CHALLENGE – Quote the whole listing word for word. Do not include the pictures.

Stored records
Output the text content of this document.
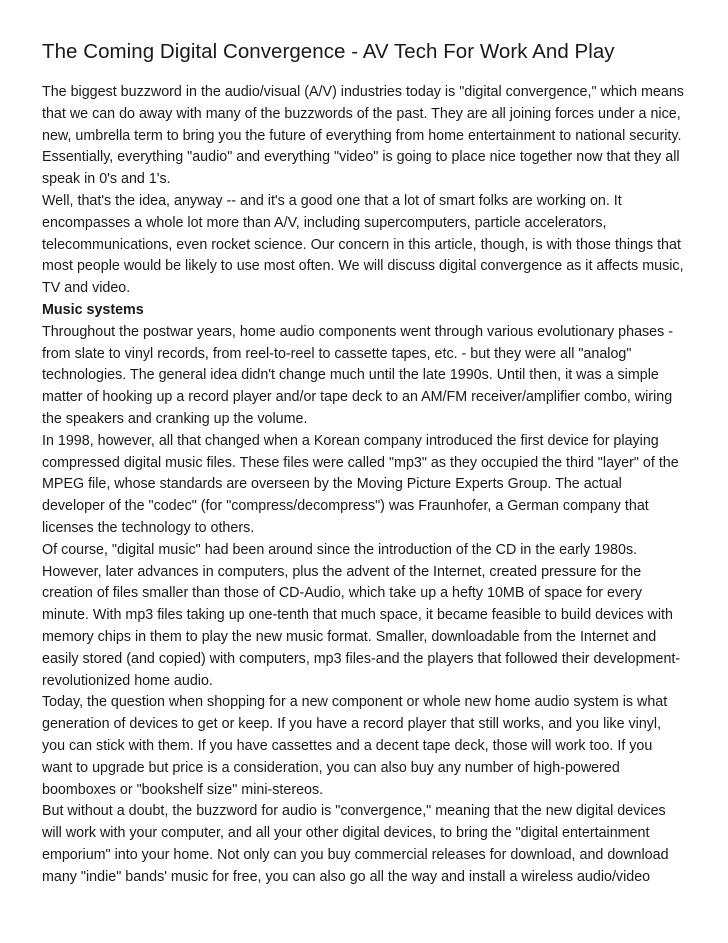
The Coming Digital Convergence - AV Tech For Work And Play
The biggest buzzword in the audio/visual (A/V) industries today is "digital convergence," which means
that we can do away with many of the buzzwords of the past. They are all joining forces under a nice,
new, umbrella term to bring you the future of everything from home entertainment to national security.
Essentially, everything "audio" and everything "video" is going to place nice together now that they all
speak in 0's and 1's.
Well, that's the idea, anyway -- and it's a good one that a lot of smart folks are working on. It
encompasses a whole lot more than A/V, including supercomputers, particle accelerators,
telecommunications, even rocket science. Our concern in this article, though, is with those things that
most people would be likely to use most often. We will discuss digital convergence as it affects music,
TV and video.
Music systems
Throughout the postwar years, home audio components went through various evolutionary phases -
from slate to vinyl records, from reel-to-reel to cassette tapes, etc. - but they were all "analog"
technologies. The general idea didn't change much until the late 1990s. Until then, it was a simple
matter of hooking up a record player and/or tape deck to an AM/FM receiver/amplifier combo, wiring
the speakers and cranking up the volume.
In 1998, however, all that changed when a Korean company introduced the first device for playing
compressed digital music files. These files were called "mp3" as they occupied the third "layer" of the
MPEG file, whose standards are overseen by the Moving Picture Experts Group. The actual
developer of the "codec" (for "compress/decompress") was Fraunhofer, a German company that
licenses the technology to others.
Of course, "digital music" had been around since the introduction of the CD in the early 1980s.
However, later advances in computers, plus the advent of the Internet, created pressure for the
creation of files smaller than those of CD-Audio, which take up a hefty 10MB of space for every
minute. With mp3 files taking up one-tenth that much space, it became feasible to build devices with
memory chips in them to play the new music format. Smaller, downloadable from the Internet and
easily stored (and copied) with computers, mp3 files-and the players that followed their development-
revolutionized home audio.
Today, the question when shopping for a new component or whole new home audio system is what
generation of devices to get or keep. If you have a record player that still works, and you like vinyl,
you can stick with them. If you have cassettes and a decent tape deck, those will work too. If you
want to upgrade but price is a consideration, you can also buy any number of high-powered
boomboxes or "bookshelf size" mini-stereos.
But without a doubt, the buzzword for audio is "convergence," meaning that the new digital devices
will work with your computer, and all your other digital devices, to bring the "digital entertainment
emporium" into your home. Not only can you buy commercial releases for download, and download
many "indie" bands' music for free, you can also go all the way and install a wireless audio/video
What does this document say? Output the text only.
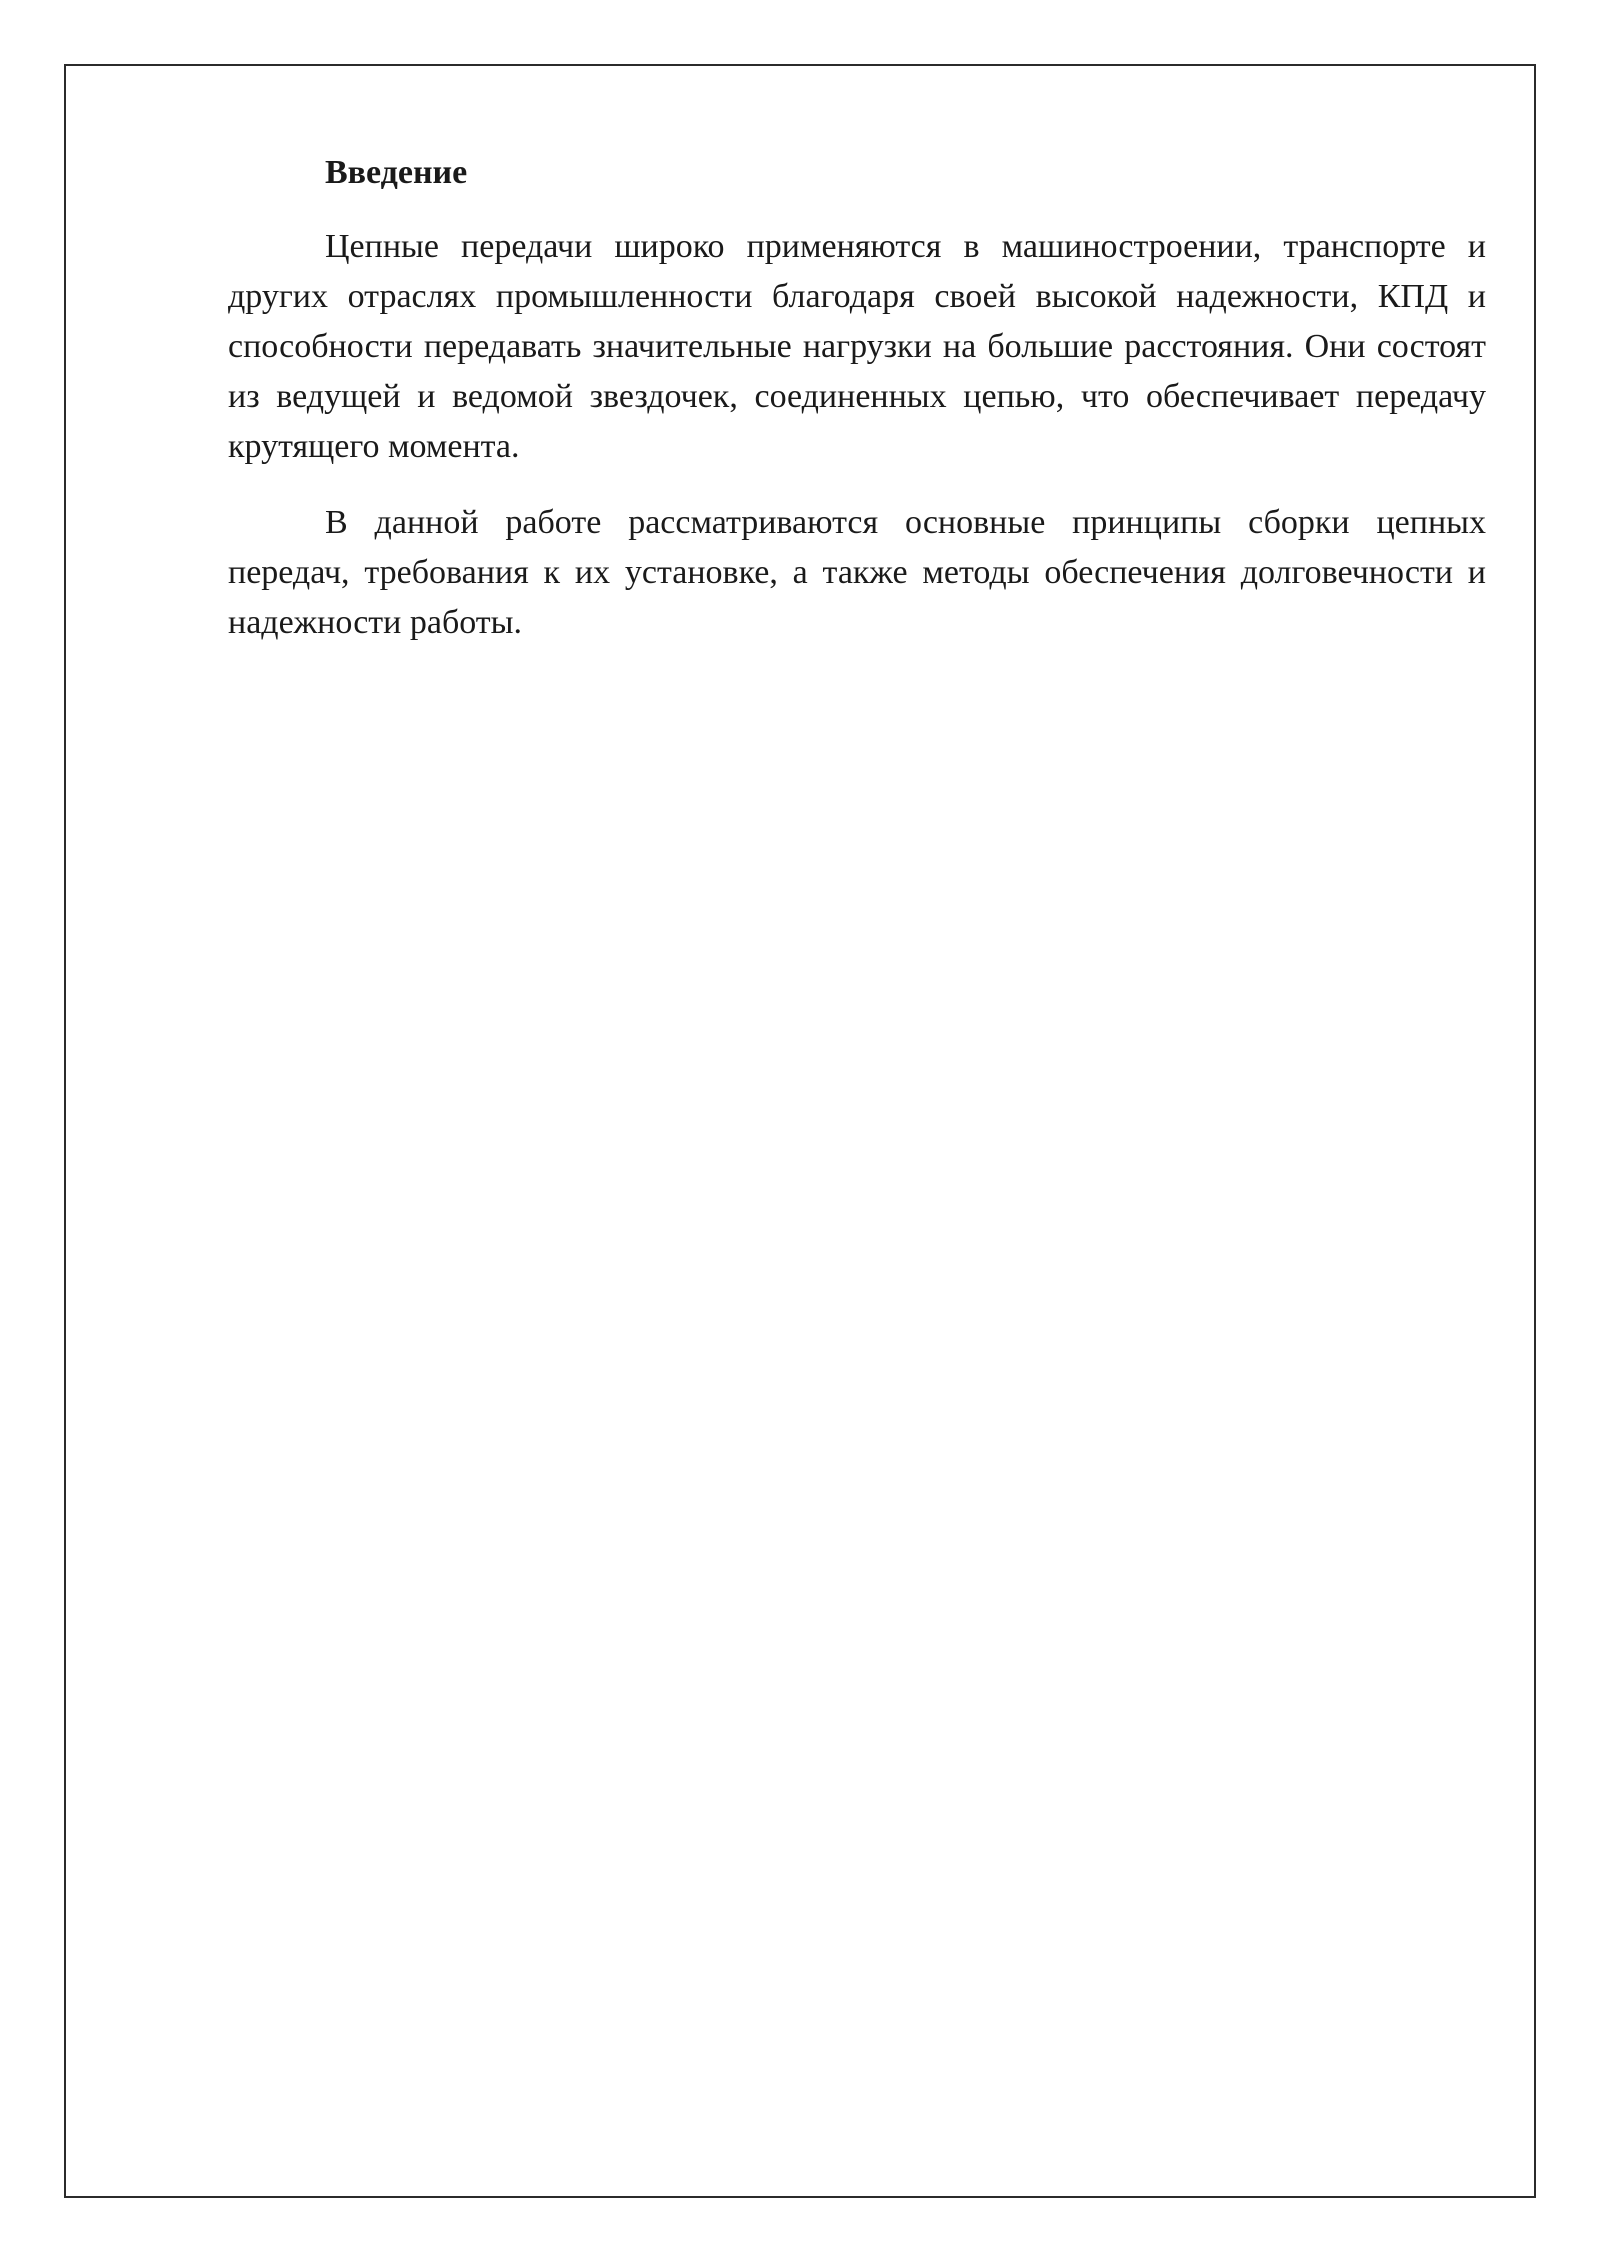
Введение

Цепные передачи широко применяются в машиностроении, транспорте и других отраслях промышленности благодаря своей высокой надежности, КПД и способности передавать значительные нагрузки на большие расстояния. Они состоят из ведущей и ведомой звездочек, соединенных цепью, что обеспечивает передачу крутящего момента.

В данной работе рассматриваются основные принципы сборки цепных передач, требования к их установке, а также методы обеспечения долговечности и надежности работы.
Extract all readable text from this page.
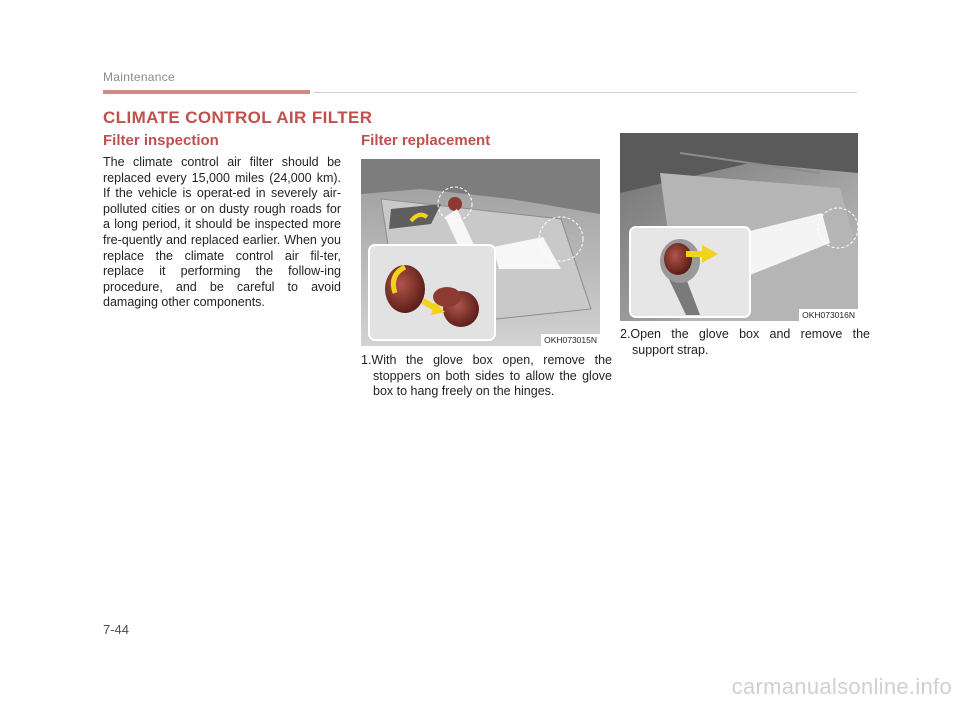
Maintenance
CLIMATE CONTROL AIR FILTER
Filter inspection
The climate control air filter should be replaced every 15,000 miles (24,000 km). If the vehicle is operat-ed in severely air-polluted cities or on dusty rough roads for a long period, it should be inspected more fre-quently and replaced earlier. When you replace the climate control air fil-ter, replace it performing the follow-ing procedure, and be careful to avoid damaging other components.
Filter replacement
OKH073015N
1.With the glove box open, remove the stoppers on both sides to allow the glove box to hang freely on the hinges.
OKH073016N
2.Open the glove box and remove the support strap.
7-44
carmanualsonline.info
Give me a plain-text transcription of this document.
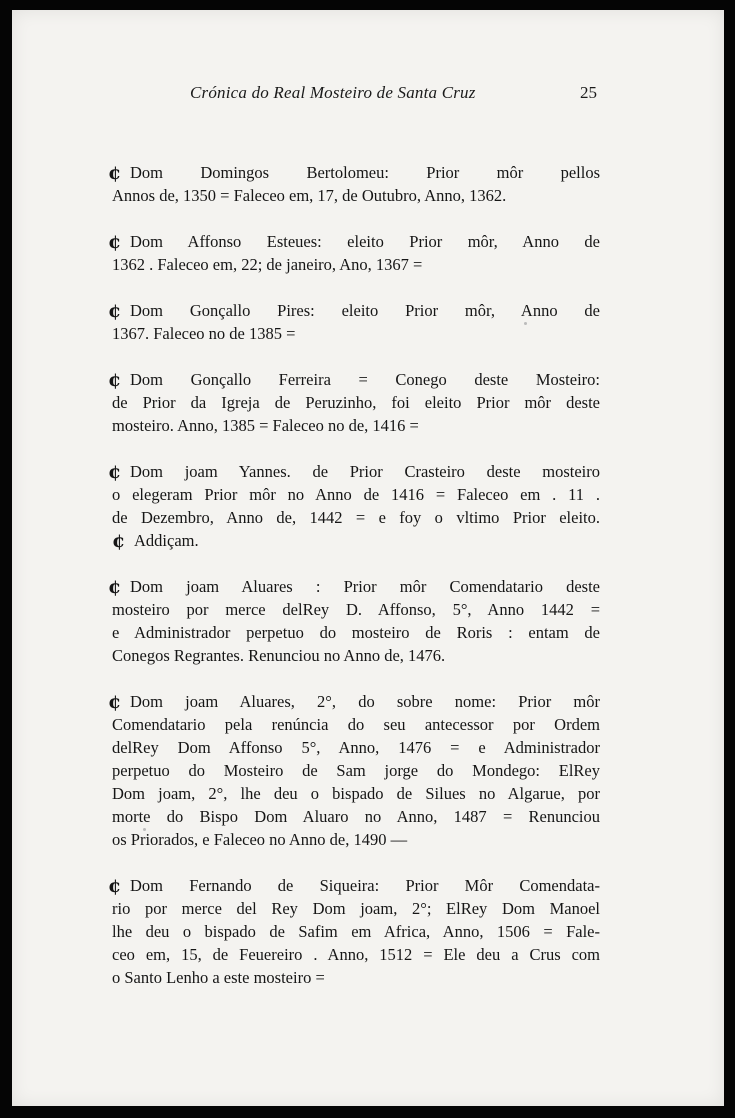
Crónica do Real Mosteiro de Santa Cruz	25
¢ Dom Domingos Bertolomeu: Prior môr pellos
Annos de, 1350 = Faleceo em, 17, de Outubro, Anno, 1362.
¢ Dom Affonso Esteues: eleito Prior môr, Anno de
1362 . Faleceo em, 22; de janeiro, Ano, 1367 =
¢ Dom Gonçallo Pires: eleito Prior môr, Anno de
1367. Faleceo no de 1385 =
¢ Dom Gonçallo Ferreira = Conego deste Mosteiro:
de Prior da Igreja de Peruzinho, foi eleito Prior môr deste
mosteiro. Anno, 1385 = Faleceo no de, 1416 =
¢ Dom joam Yannes. de Prior Crasteiro deste mosteiro
o elegeram Prior môr no Anno de 1416 = Faleceo em . 11 .
de Dezembro, Anno de, 1442 = e foy o vltimo Prior eleito.
¢ Addiçam.
¢ Dom joam Aluares : Prior môr Comendatario deste
mosteiro por merce delRey D. Affonso, 5°, Anno 1442 =
e Administrador perpetuo do mosteiro de Roris : entam de
Conegos Regrantes. Renunciou no Anno de, 1476.
¢ Dom joam Aluares, 2°, do sobre nome: Prior môr
Comendatario pela renúncia do seu antecessor por Ordem
delRey Dom Affonso 5°, Anno, 1476 = e Administrador
perpetuo do Mosteiro de Sam jorge do Mondego: ElRey
Dom joam, 2°, lhe deu o bispado de Silues no Algarue, por
morte do Bispo Dom Aluaro no Anno, 1487 = Renunciou
os Priorados, e Faleceo no Anno de, 1490 —
¢ Dom Fernando de Siqueira: Prior Môr Comendata-
rio por merce del Rey Dom joam, 2°; ElRey Dom Manoel
lhe deu o bispado de Safim em Africa, Anno, 1506 = Fale-
ceo em, 15, de Feuereiro . Anno, 1512 = Ele deu a Crus com
o Santo Lenho a este mosteiro =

RESPONSE TO THE TASK –
Output the text content of this document.
The Coming Digital Convergence - AV Tech For Work And Play
The biggest buzzword in the audio/visual (A/V) industries today is "digital convergence," which means
that we can do away with many of the buzzwords of the past. They are all joining forces under a nice,
new, umbrella term to bring you the future of everything from home entertainment to national security.
Essentially, everything "audio" and everything "video" is going to place nice together now that they all
speak in 0's and 1's.
Well, that's the idea, anyway -- and it's a good one that a lot of smart folks are working on. It
encompasses a whole lot more than A/V, including supercomputers, particle accelerators,
telecommunications, even rocket science. Our concern in this article, though, is with those things that
most people would be likely to use most often. We will discuss digital convergence as it affects music,
TV and video.
Music systems
Throughout the postwar years, home audio components went through various evolutionary phases -
from slate to vinyl records, from reel-to-reel to cassette tapes, etc. - but they were all "analog"
technologies. The general idea didn't change much until the late 1990s. Until then, it was a simple
matter of hooking up a record player and/or tape deck to an AM/FM receiver/amplifier combo, wiring
the speakers and cranking up the volume.
In 1998, however, all that changed when a Korean company introduced the first device for playing
compressed digital music files. These files were called "mp3" as they occupied the third "layer" of the
MPEG file, whose standards are overseen by the Moving Picture Experts Group. The actual
developer of the "codec" (for "compress/decompress") was Fraunhofer, a German company that
licenses the technology to others.
Of course, "digital music" had been around since the introduction of the CD in the early 1980s.
However, later advances in computers, plus the advent of the Internet, created pressure for the
creation of files smaller than those of CD-Audio, which take up a hefty 10MB of space for every
minute. With mp3 files taking up one-tenth that much space, it became feasible to build devices with
memory chips in them to play the new music format. Smaller, downloadable from the Internet and
easily stored (and copied) with computers, mp3 files-and the players that followed their development-
revolutionized home audio.
Today, the question when shopping for a new component or whole new home audio system is what
generation of devices to get or keep. If you have a record player that still works, and you like vinyl,
you can stick with them. If you have cassettes and a decent tape deck, those will work too. If you
want to upgrade but price is a consideration, you can also buy any number of high-powered
boomboxes or "bookshelf size" mini-stereos.
But without a doubt, the buzzword for audio is "convergence," meaning that the new digital devices
will work with your computer, and all your other digital devices, to bring the "digital entertainment
emporium" into your home. Not only can you buy commercial releases for download, and download
many "indie" bands' music for free, you can also go all the way and install a wireless audio/video
What does this document say? Output the text only.
Введение

Цепные передачи широко применяются в машиностроении, транспорте и других отраслях промышленности благодаря своей высокой надежности, КПД и способности передавать значительные нагрузки на большие расстояния. Они состоят из ведущей и ведомой звездочек, соединенных цепью, что обеспечивает передачу крутящего момента.

В данной работе рассматриваются основные принципы сборки цепных передач, требования к их установке, а также методы обеспечения долговечности и надежности работы.
Extract all readable text from this page.
Maintenance
CLIMATE CONTROL AIR FILTER
Filter inspection
The climate control air filter should be replaced every 15,000 miles (24,000 km). If the vehicle is operat-ed in severely air-polluted cities or on dusty rough roads for a long period, it should be inspected more fre-quently and replaced earlier. When you replace the climate control air fil-ter, replace it performing the follow-ing procedure, and be careful to avoid damaging other components.
Filter replacement
OKH073015N
1.With the glove box open, remove the stoppers on both sides to allow the glove box to hang freely on the hinges.
OKH073016N
2.Open the glove box and remove the support strap.
7-44
carmanualsonline.info
Give me a plain-text transcription of this document.
Crónica do Real Mosteiro de Santa Cruz	25
¢ Dom Domingos Bertolomeu: Prior môr pellos
Annos de, 1350 = Faleceo em, 17, de Outubro, Anno, 1362.
¢ Dom Affonso Esteues: eleito Prior môr, Anno de
1362 . Faleceo em, 22; de janeiro, Ano, 1367 =
¢ Dom Gonçallo Pires: eleito Prior môr, Anno de
1367. Faleceo no de 1385 =
¢ Dom Gonçallo Ferreira = Conego deste Mosteiro:
de Prior da Igreja de Peruzinho, foi eleito Prior môr deste
mosteiro. Anno, 1385 = Faleceo no de, 1416 =
¢ Dom joam Yannes. de Prior Crasteiro deste mosteiro
o elegeram Prior môr no Anno de 1416 = Faleceo em . 11 .
de Dezembro, Anno de, 1442 = e foy o vltimo Prior eleito.
¢ Addiçam.
¢ Dom joam Aluares : Prior môr Comendatario deste
mosteiro por merce delRey D. Affonso, 5°, Anno 1442 =
e Administrador perpetuo do mosteiro de Roris : entam de
Conegos Regrantes. Renunciou no Anno de, 1476.
¢ Dom joam Aluares, 2°, do sobre nome: Prior môr
Comendatario pela renúncia do seu antecessor por Ordem
delRey Dom Affonso 5°, Anno, 1476 = e Administrador
perpetuo do Mosteiro de Sam jorge do Mondego: ElRey
Dom joam, 2°, lhe deu o bispado de Silues no Algarue, por
morte do Bispo Dom Aluaro no Anno, 1487 = Renunciou
os Priorados, e Faleceo no Anno de, 1490 —
¢ Dom Fernando de Siqueira: Prior Môr Comendata-
rio por merce del Rey Dom joam, 2°; ElRey Dom Manoel
lhe deu o bispado de Safim em Africa, Anno, 1506 = Fale-
ceo em, 15, de Feuereiro . Anno, 1512 = Ele deu a Crus com
o Santo Lenho a este mosteiro =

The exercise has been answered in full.